[Extracted records]
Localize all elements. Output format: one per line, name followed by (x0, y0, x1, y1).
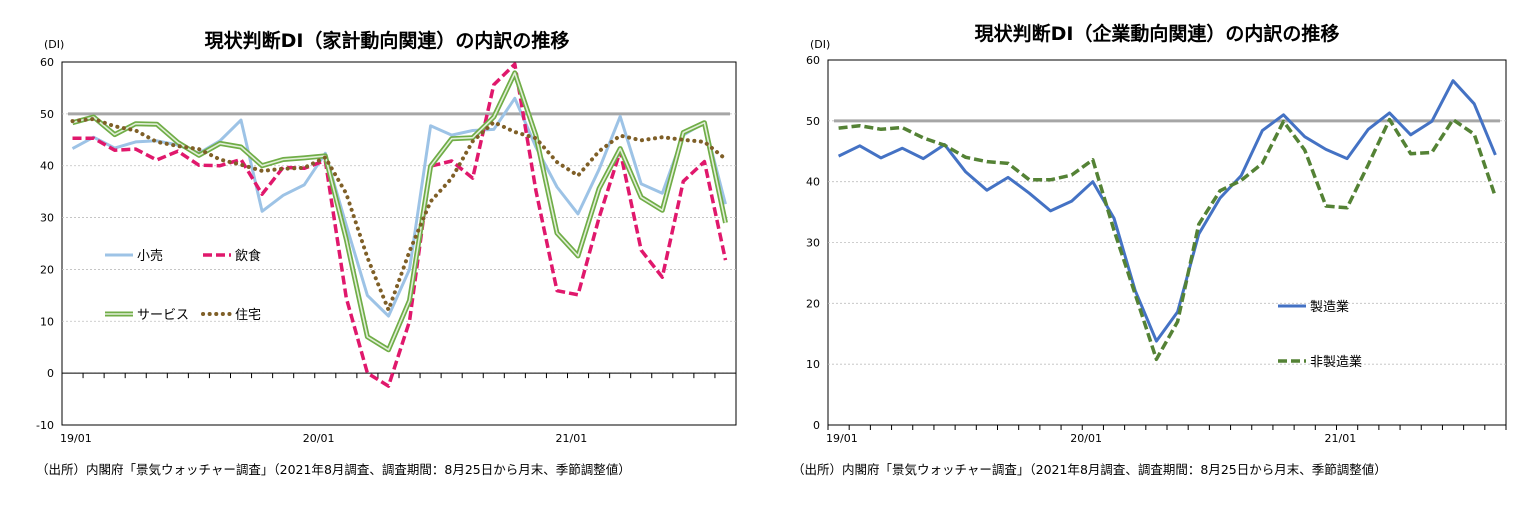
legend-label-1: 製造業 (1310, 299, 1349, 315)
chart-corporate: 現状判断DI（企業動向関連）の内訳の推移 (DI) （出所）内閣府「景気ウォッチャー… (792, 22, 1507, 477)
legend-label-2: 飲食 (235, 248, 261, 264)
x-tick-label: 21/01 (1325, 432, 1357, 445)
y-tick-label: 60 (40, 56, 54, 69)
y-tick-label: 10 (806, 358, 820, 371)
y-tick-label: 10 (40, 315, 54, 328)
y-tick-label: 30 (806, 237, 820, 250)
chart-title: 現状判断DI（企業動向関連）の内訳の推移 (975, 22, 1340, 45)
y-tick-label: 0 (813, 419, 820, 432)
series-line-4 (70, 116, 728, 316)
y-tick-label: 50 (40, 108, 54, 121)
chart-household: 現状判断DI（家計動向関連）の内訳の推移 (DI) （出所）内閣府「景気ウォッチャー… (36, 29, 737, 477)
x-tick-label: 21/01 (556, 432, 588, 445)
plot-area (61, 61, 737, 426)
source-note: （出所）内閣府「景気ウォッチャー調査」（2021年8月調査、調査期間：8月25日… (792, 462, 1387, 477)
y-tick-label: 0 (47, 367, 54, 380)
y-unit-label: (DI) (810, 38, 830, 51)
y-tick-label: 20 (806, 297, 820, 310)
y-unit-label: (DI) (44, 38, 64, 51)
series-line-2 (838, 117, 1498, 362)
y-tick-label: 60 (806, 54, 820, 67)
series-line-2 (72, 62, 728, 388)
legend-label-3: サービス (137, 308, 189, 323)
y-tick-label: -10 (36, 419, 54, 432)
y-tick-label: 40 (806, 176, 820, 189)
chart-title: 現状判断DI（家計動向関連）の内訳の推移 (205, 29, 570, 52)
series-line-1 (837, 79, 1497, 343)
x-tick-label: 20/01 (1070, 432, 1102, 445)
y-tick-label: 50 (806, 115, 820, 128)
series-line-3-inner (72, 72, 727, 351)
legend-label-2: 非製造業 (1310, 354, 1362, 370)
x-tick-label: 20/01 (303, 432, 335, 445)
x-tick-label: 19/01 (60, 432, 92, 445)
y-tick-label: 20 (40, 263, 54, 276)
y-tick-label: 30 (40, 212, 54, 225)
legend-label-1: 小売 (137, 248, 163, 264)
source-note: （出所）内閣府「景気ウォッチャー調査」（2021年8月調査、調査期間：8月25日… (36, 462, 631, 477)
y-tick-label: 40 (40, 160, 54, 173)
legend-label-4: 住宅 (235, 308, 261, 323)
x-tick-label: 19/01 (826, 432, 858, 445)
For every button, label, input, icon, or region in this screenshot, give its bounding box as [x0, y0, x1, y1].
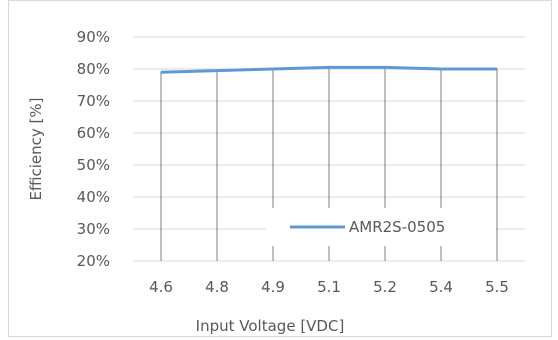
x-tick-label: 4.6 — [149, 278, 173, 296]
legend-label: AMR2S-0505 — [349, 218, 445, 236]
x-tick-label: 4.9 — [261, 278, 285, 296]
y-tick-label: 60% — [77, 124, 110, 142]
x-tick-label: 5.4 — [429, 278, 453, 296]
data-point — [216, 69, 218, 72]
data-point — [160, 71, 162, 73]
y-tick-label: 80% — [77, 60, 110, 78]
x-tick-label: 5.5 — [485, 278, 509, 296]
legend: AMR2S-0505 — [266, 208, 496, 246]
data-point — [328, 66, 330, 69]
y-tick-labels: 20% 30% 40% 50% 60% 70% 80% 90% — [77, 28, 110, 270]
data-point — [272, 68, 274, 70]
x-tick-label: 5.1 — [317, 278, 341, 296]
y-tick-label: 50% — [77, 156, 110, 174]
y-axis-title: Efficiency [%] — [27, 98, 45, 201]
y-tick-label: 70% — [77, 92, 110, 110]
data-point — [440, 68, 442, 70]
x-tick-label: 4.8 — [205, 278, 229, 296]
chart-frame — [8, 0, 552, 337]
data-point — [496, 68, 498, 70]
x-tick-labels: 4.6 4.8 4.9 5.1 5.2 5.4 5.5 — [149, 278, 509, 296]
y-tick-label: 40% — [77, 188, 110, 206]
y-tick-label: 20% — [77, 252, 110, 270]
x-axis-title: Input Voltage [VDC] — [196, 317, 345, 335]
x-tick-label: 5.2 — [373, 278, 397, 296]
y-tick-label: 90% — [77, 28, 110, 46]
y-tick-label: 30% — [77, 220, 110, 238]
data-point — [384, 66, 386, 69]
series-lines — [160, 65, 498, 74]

- Set exercise:
Reproduce the material line for line without changes, starting at the line that contains "legend-label-1: 製造業 (1310, 299, 1349, 315)" and stopping after the line that contains "y-tick-label: 10 (40, 315, 54, 328)".

- Result of the exercise:
legend-label-1: 製造業 (1310, 299, 1349, 315)
chart-corporate: 現状判断DI（企業動向関連）の内訳の推移 (DI) （出所）内閣府「景気ウォッチャー… (792, 22, 1507, 477)
legend-label-2: 飲食 (235, 248, 261, 264)
x-tick-label: 21/01 (1325, 432, 1357, 445)
y-tick-label: 60 (40, 56, 54, 69)
y-tick-label: 10 (806, 358, 820, 371)
y-tick-label: 10 (40, 315, 54, 328)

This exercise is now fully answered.